_REQUIRED WORK:_
In the entries, find all lines that hold the word "JSON" and copy them.

_INFORMATION PROVIDED:_
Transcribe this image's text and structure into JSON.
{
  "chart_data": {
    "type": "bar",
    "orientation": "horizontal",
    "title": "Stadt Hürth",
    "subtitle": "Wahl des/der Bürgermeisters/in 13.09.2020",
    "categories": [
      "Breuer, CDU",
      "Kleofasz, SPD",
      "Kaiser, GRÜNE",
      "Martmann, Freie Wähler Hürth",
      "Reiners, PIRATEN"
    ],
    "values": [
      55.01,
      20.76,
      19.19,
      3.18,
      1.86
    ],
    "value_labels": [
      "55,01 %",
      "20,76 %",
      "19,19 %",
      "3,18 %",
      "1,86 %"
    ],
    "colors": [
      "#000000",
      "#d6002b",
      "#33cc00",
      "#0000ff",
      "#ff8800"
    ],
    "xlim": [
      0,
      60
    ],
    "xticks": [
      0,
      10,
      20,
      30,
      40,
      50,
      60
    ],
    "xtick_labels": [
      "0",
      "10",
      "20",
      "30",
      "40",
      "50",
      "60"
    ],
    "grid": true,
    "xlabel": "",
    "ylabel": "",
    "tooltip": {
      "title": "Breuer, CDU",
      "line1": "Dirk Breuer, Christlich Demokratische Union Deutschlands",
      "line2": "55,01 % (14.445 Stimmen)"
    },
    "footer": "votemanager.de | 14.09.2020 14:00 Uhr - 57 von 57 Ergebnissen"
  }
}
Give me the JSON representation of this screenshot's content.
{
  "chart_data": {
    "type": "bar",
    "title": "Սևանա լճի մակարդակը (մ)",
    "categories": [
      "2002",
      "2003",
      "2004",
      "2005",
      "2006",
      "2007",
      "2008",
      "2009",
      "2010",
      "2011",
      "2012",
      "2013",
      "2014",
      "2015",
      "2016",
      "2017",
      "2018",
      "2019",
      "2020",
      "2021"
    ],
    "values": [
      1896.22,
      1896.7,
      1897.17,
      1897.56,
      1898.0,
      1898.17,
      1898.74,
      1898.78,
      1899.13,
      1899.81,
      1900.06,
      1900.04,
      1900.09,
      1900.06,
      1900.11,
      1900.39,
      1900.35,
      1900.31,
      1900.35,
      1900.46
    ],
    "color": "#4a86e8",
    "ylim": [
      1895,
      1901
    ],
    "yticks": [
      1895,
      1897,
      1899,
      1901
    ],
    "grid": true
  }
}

_TASK ANSWER:_
Transcribe this image's text and structure into JSON.
Give me the JSON representation of this screenshot's content.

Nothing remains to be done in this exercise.